Figure contents as structured data:
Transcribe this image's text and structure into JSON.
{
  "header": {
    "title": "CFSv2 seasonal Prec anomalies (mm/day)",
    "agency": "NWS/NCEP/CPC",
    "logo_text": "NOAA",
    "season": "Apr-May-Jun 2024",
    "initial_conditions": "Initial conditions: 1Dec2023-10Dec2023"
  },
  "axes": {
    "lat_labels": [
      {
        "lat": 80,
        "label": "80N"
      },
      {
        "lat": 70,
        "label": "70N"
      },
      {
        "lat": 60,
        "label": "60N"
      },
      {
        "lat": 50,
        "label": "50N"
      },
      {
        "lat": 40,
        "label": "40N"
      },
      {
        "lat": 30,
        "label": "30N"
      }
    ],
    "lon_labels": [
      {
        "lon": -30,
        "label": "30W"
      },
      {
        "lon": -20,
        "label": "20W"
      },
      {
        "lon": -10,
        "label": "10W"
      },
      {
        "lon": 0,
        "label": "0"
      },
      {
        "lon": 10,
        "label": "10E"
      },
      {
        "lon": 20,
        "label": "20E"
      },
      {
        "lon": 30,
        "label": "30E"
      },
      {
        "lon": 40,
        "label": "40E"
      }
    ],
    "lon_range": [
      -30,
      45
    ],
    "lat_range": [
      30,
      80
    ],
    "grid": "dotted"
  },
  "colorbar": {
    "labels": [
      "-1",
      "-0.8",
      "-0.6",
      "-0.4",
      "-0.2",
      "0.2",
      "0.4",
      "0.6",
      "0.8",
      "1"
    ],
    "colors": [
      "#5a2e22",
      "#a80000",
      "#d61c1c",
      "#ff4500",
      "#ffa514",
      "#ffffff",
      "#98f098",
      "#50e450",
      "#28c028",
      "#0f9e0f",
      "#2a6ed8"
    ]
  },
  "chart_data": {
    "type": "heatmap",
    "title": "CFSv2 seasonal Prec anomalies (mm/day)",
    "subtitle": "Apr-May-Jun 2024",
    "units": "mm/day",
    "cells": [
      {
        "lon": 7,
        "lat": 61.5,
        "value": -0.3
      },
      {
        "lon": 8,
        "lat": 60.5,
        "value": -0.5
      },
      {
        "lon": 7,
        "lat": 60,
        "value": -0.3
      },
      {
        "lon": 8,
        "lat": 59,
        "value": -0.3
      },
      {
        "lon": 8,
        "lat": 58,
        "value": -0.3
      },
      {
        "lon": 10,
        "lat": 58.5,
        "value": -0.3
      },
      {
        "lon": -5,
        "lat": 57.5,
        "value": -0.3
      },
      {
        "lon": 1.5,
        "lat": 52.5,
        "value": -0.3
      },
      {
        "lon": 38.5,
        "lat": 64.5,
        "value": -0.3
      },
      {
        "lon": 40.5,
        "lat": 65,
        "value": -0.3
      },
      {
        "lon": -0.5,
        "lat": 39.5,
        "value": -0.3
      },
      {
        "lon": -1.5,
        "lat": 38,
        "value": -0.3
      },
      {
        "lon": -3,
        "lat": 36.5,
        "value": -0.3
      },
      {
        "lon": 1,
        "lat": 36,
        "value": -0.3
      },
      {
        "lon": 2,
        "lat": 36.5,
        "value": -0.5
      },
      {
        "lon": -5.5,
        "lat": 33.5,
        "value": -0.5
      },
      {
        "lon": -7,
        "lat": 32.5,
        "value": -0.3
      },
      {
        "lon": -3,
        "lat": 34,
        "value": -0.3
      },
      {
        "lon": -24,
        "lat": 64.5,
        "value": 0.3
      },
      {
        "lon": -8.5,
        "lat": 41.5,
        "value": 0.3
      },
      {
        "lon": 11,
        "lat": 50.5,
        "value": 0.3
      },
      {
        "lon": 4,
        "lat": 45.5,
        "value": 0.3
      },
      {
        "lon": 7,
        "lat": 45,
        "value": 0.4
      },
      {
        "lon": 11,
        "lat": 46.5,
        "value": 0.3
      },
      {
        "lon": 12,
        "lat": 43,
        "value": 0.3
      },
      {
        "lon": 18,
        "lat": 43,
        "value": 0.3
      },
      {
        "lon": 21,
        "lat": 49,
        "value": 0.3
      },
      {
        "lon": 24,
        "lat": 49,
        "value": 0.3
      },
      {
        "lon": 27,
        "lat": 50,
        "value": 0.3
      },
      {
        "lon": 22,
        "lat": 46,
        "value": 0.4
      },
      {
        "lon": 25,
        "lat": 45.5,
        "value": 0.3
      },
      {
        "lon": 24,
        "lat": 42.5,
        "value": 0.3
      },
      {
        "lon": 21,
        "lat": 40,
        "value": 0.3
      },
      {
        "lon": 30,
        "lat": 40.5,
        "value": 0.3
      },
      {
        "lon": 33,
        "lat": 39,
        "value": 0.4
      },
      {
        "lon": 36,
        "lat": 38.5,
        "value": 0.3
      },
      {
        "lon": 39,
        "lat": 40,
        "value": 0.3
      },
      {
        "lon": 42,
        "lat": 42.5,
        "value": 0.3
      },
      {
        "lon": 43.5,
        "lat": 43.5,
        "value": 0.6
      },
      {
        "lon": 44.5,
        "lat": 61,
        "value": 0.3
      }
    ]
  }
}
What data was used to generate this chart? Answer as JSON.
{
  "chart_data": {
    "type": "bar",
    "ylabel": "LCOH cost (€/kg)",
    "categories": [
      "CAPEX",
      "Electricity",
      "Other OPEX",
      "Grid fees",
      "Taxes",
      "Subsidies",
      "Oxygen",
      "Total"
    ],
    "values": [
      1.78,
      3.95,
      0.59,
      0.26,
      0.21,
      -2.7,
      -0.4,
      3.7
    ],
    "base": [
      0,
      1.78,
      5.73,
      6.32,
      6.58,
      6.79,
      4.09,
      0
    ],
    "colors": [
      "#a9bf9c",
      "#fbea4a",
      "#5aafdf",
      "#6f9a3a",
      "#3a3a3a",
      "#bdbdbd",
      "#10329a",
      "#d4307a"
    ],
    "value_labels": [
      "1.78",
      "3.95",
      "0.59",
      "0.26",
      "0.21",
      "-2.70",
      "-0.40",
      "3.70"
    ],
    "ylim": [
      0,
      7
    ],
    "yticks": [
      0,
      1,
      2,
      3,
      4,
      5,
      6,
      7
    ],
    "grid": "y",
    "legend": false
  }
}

...

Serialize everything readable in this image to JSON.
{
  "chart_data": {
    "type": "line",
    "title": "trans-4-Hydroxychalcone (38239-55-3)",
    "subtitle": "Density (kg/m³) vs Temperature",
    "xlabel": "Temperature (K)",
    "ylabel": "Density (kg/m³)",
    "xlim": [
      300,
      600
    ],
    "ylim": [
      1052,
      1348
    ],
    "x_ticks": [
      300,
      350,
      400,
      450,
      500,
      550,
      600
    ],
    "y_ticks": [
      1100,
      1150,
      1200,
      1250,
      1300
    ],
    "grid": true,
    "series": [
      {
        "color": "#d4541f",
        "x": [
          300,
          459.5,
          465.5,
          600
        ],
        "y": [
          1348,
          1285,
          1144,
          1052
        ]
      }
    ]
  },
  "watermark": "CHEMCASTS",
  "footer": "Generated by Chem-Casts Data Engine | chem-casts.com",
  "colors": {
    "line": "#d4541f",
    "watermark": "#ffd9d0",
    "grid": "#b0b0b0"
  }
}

* * *

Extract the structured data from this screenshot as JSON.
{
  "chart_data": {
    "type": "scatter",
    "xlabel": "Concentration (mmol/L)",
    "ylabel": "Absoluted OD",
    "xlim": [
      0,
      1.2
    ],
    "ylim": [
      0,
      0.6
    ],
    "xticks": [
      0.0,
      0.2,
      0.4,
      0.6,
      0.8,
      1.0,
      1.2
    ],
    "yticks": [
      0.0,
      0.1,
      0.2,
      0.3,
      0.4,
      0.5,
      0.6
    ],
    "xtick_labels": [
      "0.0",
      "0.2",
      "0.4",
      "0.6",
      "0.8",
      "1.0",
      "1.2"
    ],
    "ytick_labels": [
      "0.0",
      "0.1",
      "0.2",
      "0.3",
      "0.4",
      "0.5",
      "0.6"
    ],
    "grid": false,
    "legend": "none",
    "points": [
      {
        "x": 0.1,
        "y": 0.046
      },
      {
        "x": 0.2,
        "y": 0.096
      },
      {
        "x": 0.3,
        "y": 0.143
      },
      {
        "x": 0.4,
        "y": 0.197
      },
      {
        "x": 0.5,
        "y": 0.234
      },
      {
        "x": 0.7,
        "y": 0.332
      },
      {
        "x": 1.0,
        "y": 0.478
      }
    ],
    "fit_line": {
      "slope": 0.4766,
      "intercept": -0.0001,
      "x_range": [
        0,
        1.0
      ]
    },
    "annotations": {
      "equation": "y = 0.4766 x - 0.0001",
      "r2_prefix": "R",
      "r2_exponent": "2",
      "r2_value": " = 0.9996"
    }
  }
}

◆ Exercise
Determine how many lines in the data above contain the string "Temperature". Give nothing except the number.

◆ Result of the exercise
2